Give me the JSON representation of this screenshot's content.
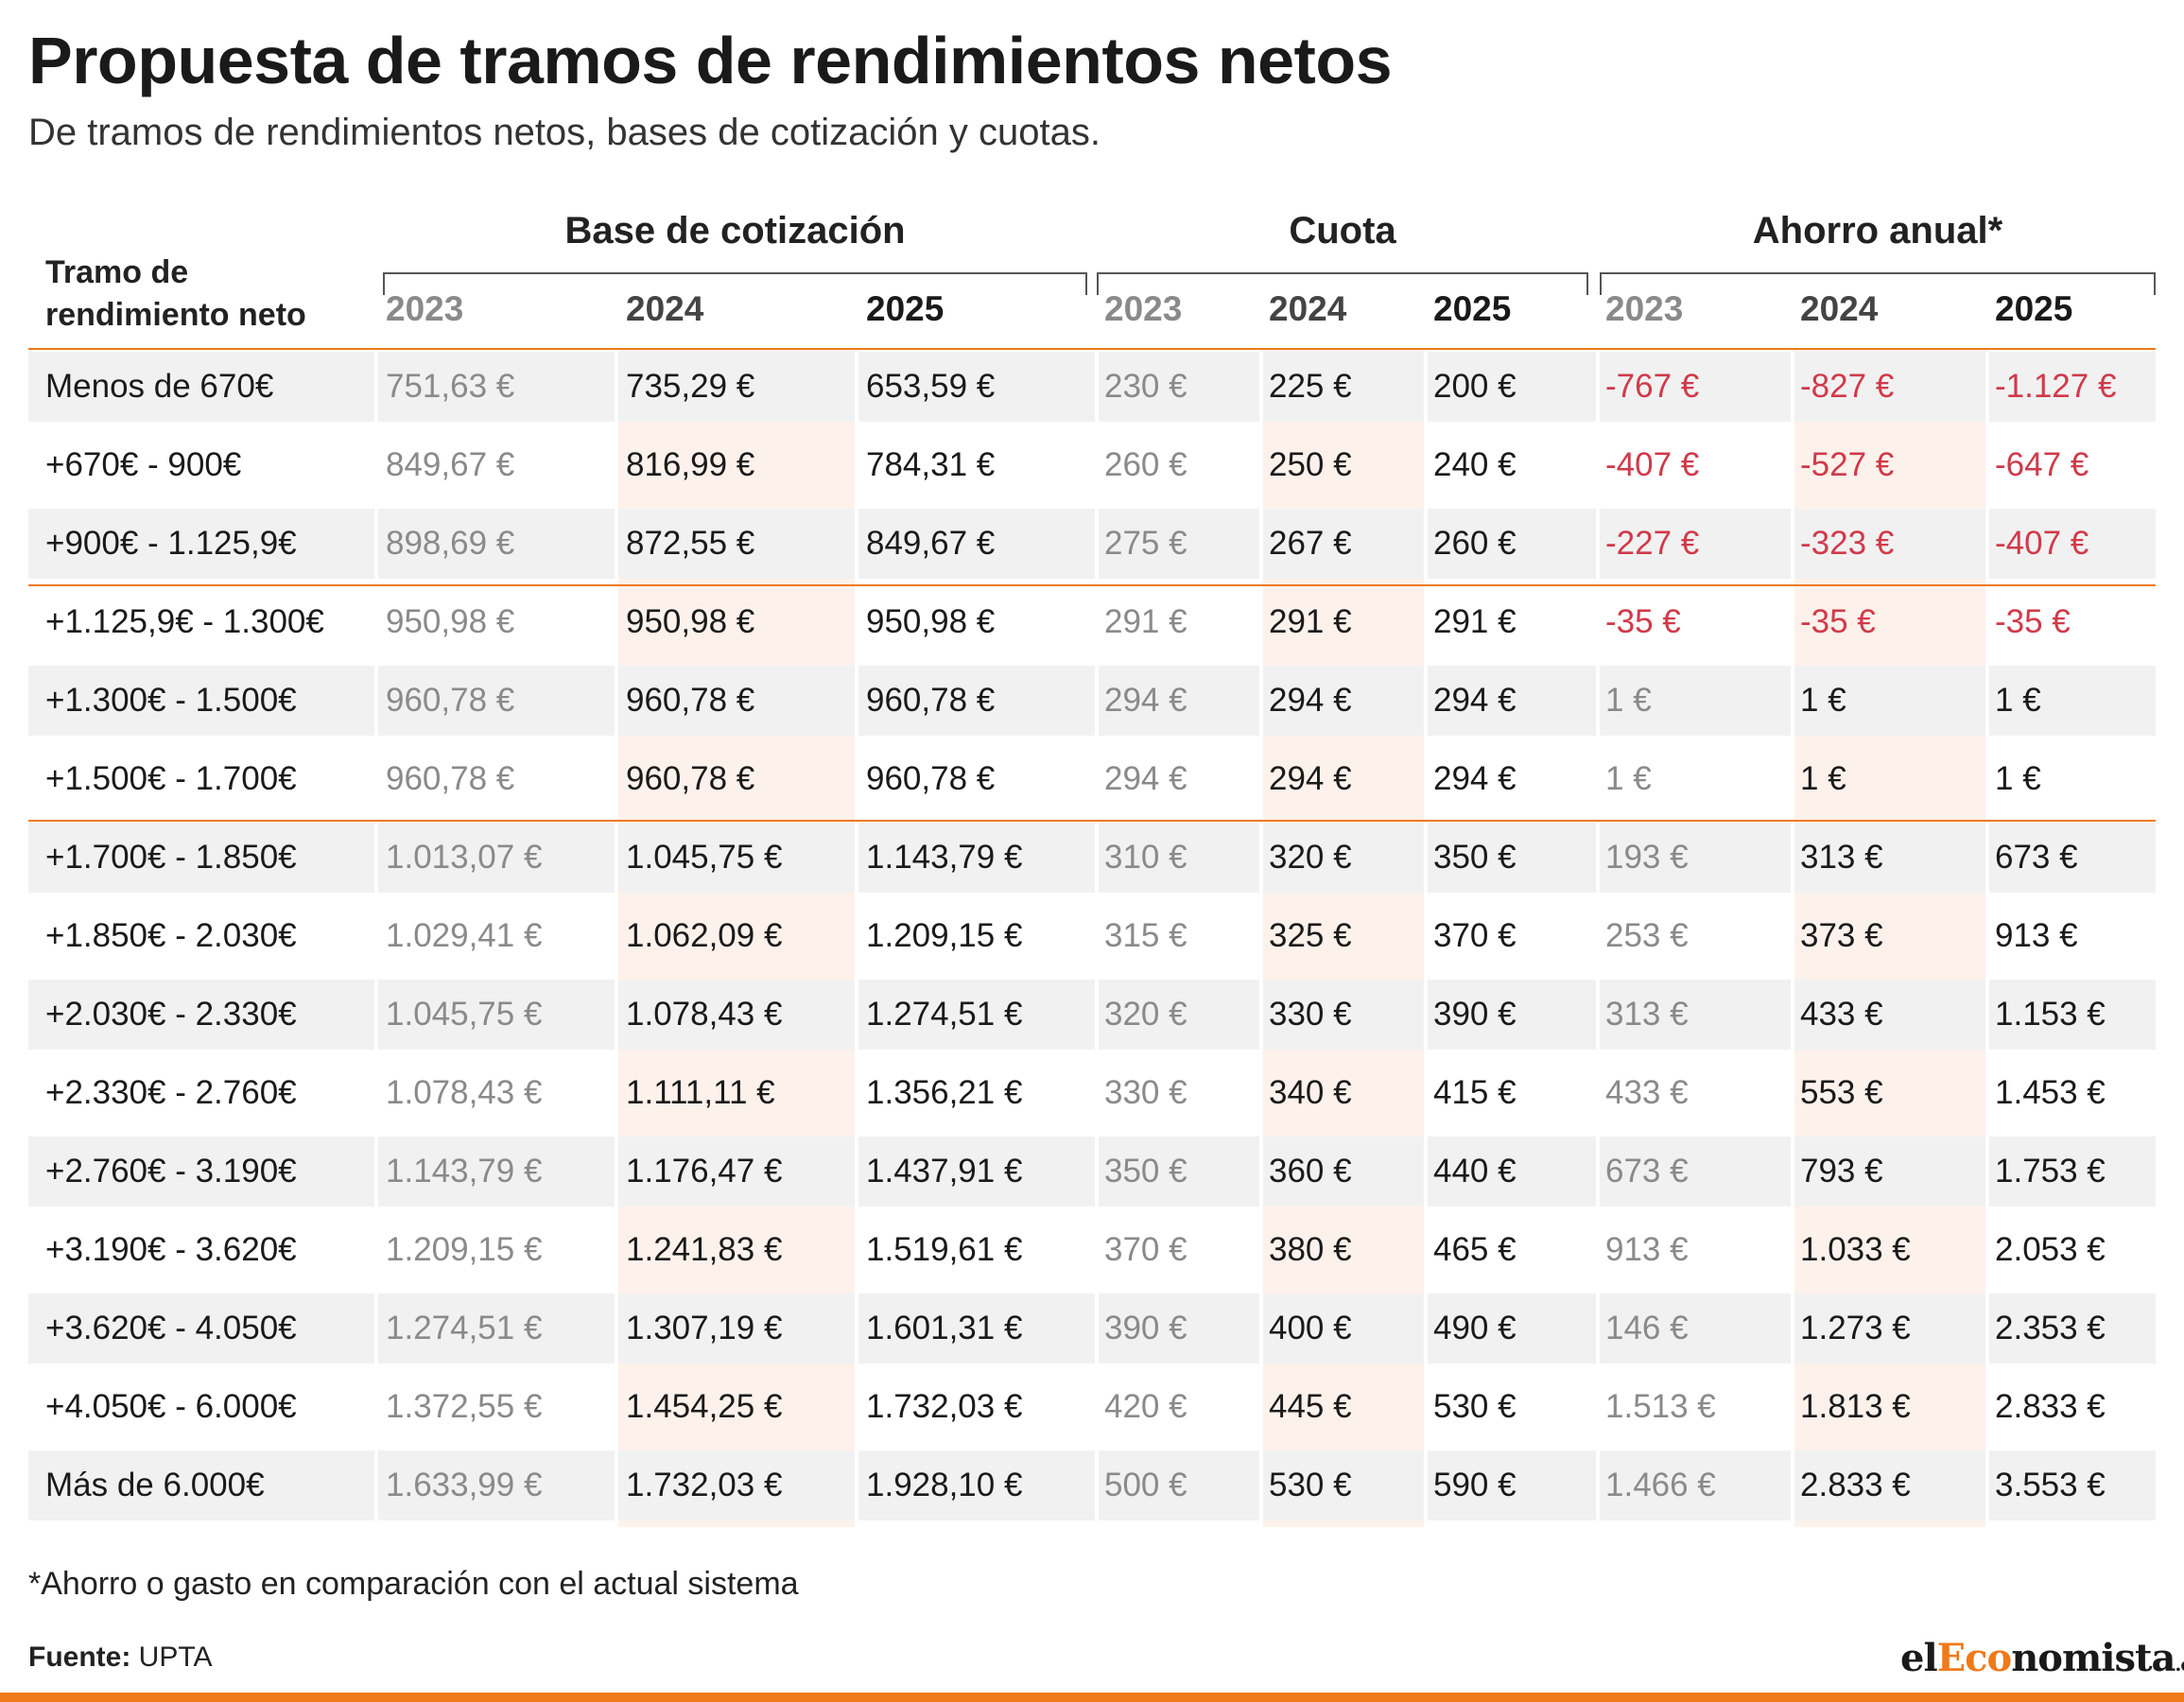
{
  "title": "Propuesta de tramos de rendimientos netos",
  "subtitle": "De tramos de rendimientos netos, bases de cotización y cuotas.",
  "header": {
    "tramo_label_line1": "Tramo de",
    "tramo_label_line2": "rendimiento neto",
    "groups": [
      {
        "label": "Base de cotización",
        "years": [
          "2023",
          "2024",
          "2025"
        ]
      },
      {
        "label": "Cuota",
        "years": [
          "2023",
          "2024",
          "2025"
        ]
      },
      {
        "label": "Ahorro anual*",
        "years": [
          "2023",
          "2024",
          "2025"
        ]
      }
    ]
  },
  "rows": [
    {
      "tramo": "Menos de 670€",
      "values": [
        "751,63 €",
        "735,29 €",
        "653,59 €",
        "230 €",
        "225 €",
        "200 €",
        "-767 €",
        "-827 €",
        "-1.127 €"
      ]
    },
    {
      "tramo": "+670€ - 900€",
      "values": [
        "849,67 €",
        "816,99 €",
        "784,31 €",
        "260 €",
        "250 €",
        "240 €",
        "-407 €",
        "-527 €",
        "-647 €"
      ]
    },
    {
      "tramo": "+900€ - 1.125,9€",
      "values": [
        "898,69 €",
        "872,55 €",
        "849,67 €",
        "275 €",
        "267 €",
        "260 €",
        "-227 €",
        "-323 €",
        "-407 €"
      ]
    },
    {
      "tramo": "+1.125,9€ - 1.300€",
      "values": [
        "950,98 €",
        "950,98 €",
        "950,98 €",
        "291 €",
        "291 €",
        "291 €",
        "-35 €",
        "-35 €",
        "-35 €"
      ]
    },
    {
      "tramo": "+1.300€ - 1.500€",
      "values": [
        "960,78 €",
        "960,78 €",
        "960,78 €",
        "294 €",
        "294 €",
        "294 €",
        "1 €",
        "1 €",
        "1 €"
      ]
    },
    {
      "tramo": "+1.500€ - 1.700€",
      "values": [
        "960,78 €",
        "960,78 €",
        "960,78 €",
        "294 €",
        "294 €",
        "294 €",
        "1 €",
        "1 €",
        "1 €"
      ]
    },
    {
      "tramo": "+1.700€ - 1.850€",
      "values": [
        "1.013,07 €",
        "1.045,75 €",
        "1.143,79 €",
        "310 €",
        "320 €",
        "350 €",
        "193 €",
        "313 €",
        "673 €"
      ]
    },
    {
      "tramo": "+1.850€ - 2.030€",
      "values": [
        "1.029,41 €",
        "1.062,09 €",
        "1.209,15 €",
        "315 €",
        "325 €",
        "370 €",
        "253 €",
        "373 €",
        "913 €"
      ]
    },
    {
      "tramo": "+2.030€ - 2.330€",
      "values": [
        "1.045,75 €",
        "1.078,43 €",
        "1.274,51 €",
        "320 €",
        "330 €",
        "390 €",
        "313 €",
        "433 €",
        "1.153 €"
      ]
    },
    {
      "tramo": "+2.330€ - 2.760€",
      "values": [
        "1.078,43 €",
        "1.111,11 €",
        "1.356,21 €",
        "330 €",
        "340 €",
        "415 €",
        "433 €",
        "553 €",
        "1.453 €"
      ]
    },
    {
      "tramo": "+2.760€ - 3.190€",
      "values": [
        "1.143,79 €",
        "1.176,47 €",
        "1.437,91 €",
        "350 €",
        "360 €",
        "440 €",
        "673 €",
        "793 €",
        "1.753 €"
      ]
    },
    {
      "tramo": "+3.190€ - 3.620€",
      "values": [
        "1.209,15 €",
        "1.241,83 €",
        "1.519,61 €",
        "370 €",
        "380 €",
        "465 €",
        "913 €",
        "1.033 €",
        "2.053 €"
      ]
    },
    {
      "tramo": "+3.620€ - 4.050€",
      "values": [
        "1.274,51 €",
        "1.307,19 €",
        "1.601,31 €",
        "390 €",
        "400 €",
        "490 €",
        "146 €",
        "1.273 €",
        "2.353 €"
      ]
    },
    {
      "tramo": "+4.050€ - 6.000€",
      "values": [
        "1.372,55 €",
        "1.454,25 €",
        "1.732,03 €",
        "420 €",
        "445 €",
        "530 €",
        "1.513 €",
        "1.813 €",
        "2.833 €"
      ]
    },
    {
      "tramo": "Más de 6.000€",
      "values": [
        "1.633,99 €",
        "1.732,03 €",
        "1.928,10 €",
        "500 €",
        "530 €",
        "590 €",
        "1.466 €",
        "2.833 €",
        "3.553 €"
      ]
    }
  ],
  "footnote": "*Ahorro o gasto en comparación con el actual sistema",
  "source_label": "Fuente:",
  "source_value": "UPTA",
  "logo": {
    "part1": "el",
    "part2": "Eco",
    "part3": "nomista",
    "suffix": ".es"
  },
  "colors": {
    "accent": "#f07a1a",
    "negative": "#d03a4a",
    "muted": "#8a8a8a",
    "row_alt": "#f1f1f1",
    "col_2024_tint": "#fdf0ea"
  }
}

▶ _YOUR INSTRUCTIONS_
Exclude the images and reproduce the remaining data exactly.

▶ _REPLY_
Give me the JSON representation of this screenshot's content.
{
  "title": "Propuesta de tramos de rendimientos netos",
  "subtitle": "De tramos de rendimientos netos, bases de cotización y cuotas.",
  "header": {
    "tramo_label_line1": "Tramo de",
    "tramo_label_line2": "rendimiento neto",
    "groups": [
      {
        "label": "Base de cotización",
        "years": [
          "2023",
          "2024",
          "2025"
        ]
      },
      {
        "label": "Cuota",
        "years": [
          "2023",
          "2024",
          "2025"
        ]
      },
      {
        "label": "Ahorro anual*",
        "years": [
          "2023",
          "2024",
          "2025"
        ]
      }
    ]
  },
  "rows": [
    {
      "tramo": "Menos de 670€",
      "values": [
        "751,63 €",
        "735,29 €",
        "653,59 €",
        "230 €",
        "225 €",
        "200 €",
        "-767 €",
        "-827 €",
        "-1.127 €"
      ]
    },
    {
      "tramo": "+670€ - 900€",
      "values": [
        "849,67 €",
        "816,99 €",
        "784,31 €",
        "260 €",
        "250 €",
        "240 €",
        "-407 €",
        "-527 €",
        "-647 €"
      ]
    },
    {
      "tramo": "+900€ - 1.125,9€",
      "values": [
        "898,69 €",
        "872,55 €",
        "849,67 €",
        "275 €",
        "267 €",
        "260 €",
        "-227 €",
        "-323 €",
        "-407 €"
      ]
    },
    {
      "tramo": "+1.125,9€ - 1.300€",
      "values": [
        "950,98 €",
        "950,98 €",
        "950,98 €",
        "291 €",
        "291 €",
        "291 €",
        "-35 €",
        "-35 €",
        "-35 €"
      ]
    },
    {
      "tramo": "+1.300€ - 1.500€",
      "values": [
        "960,78 €",
        "960,78 €",
        "960,78 €",
        "294 €",
        "294 €",
        "294 €",
        "1 €",
        "1 €",
        "1 €"
      ]
    },
    {
      "tramo": "+1.500€ - 1.700€",
      "values": [
        "960,78 €",
        "960,78 €",
        "960,78 €",
        "294 €",
        "294 €",
        "294 €",
        "1 €",
        "1 €",
        "1 €"
      ]
    },
    {
      "tramo": "+1.700€ - 1.850€",
      "values": [
        "1.013,07 €",
        "1.045,75 €",
        "1.143,79 €",
        "310 €",
        "320 €",
        "350 €",
        "193 €",
        "313 €",
        "673 €"
      ]
    },
    {
      "tramo": "+1.850€ - 2.030€",
      "values": [
        "1.029,41 €",
        "1.062,09 €",
        "1.209,15 €",
        "315 €",
        "325 €",
        "370 €",
        "253 €",
        "373 €",
        "913 €"
      ]
    },
    {
      "tramo": "+2.030€ - 2.330€",
      "values": [
        "1.045,75 €",
        "1.078,43 €",
        "1.274,51 €",
        "320 €",
        "330 €",
        "390 €",
        "313 €",
        "433 €",
        "1.153 €"
      ]
    },
    {
      "tramo": "+2.330€ - 2.760€",
      "values": [
        "1.078,43 €",
        "1.111,11 €",
        "1.356,21 €",
        "330 €",
        "340 €",
        "415 €",
        "433 €",
        "553 €",
        "1.453 €"
      ]
    },
    {
      "tramo": "+2.760€ - 3.190€",
      "values": [
        "1.143,79 €",
        "1.176,47 €",
        "1.437,91 €",
        "350 €",
        "360 €",
        "440 €",
        "673 €",
        "793 €",
        "1.753 €"
      ]
    },
    {
      "tramo": "+3.190€ - 3.620€",
      "values": [
        "1.209,15 €",
        "1.241,83 €",
        "1.519,61 €",
        "370 €",
        "380 €",
        "465 €",
        "913 €",
        "1.033 €",
        "2.053 €"
      ]
    },
    {
      "tramo": "+3.620€ - 4.050€",
      "values": [
        "1.274,51 €",
        "1.307,19 €",
        "1.601,31 €",
        "390 €",
        "400 €",
        "490 €",
        "146 €",
        "1.273 €",
        "2.353 €"
      ]
    },
    {
      "tramo": "+4.050€ - 6.000€",
      "values": [
        "1.372,55 €",
        "1.454,25 €",
        "1.732,03 €",
        "420 €",
        "445 €",
        "530 €",
        "1.513 €",
        "1.813 €",
        "2.833 €"
      ]
    },
    {
      "tramo": "Más de 6.000€",
      "values": [
        "1.633,99 €",
        "1.732,03 €",
        "1.928,10 €",
        "500 €",
        "530 €",
        "590 €",
        "1.466 €",
        "2.833 €",
        "3.553 €"
      ]
    }
  ],
  "footnote": "*Ahorro o gasto en comparación con el actual sistema",
  "source_label": "Fuente:",
  "source_value": "UPTA",
  "logo": {
    "part1": "el",
    "part2": "Eco",
    "part3": "nomista",
    "suffix": ".es"
  },
  "colors": {
    "accent": "#f07a1a",
    "negative": "#d03a4a",
    "muted": "#8a8a8a",
    "row_alt": "#f1f1f1",
    "col_2024_tint": "#fdf0ea"
  }
}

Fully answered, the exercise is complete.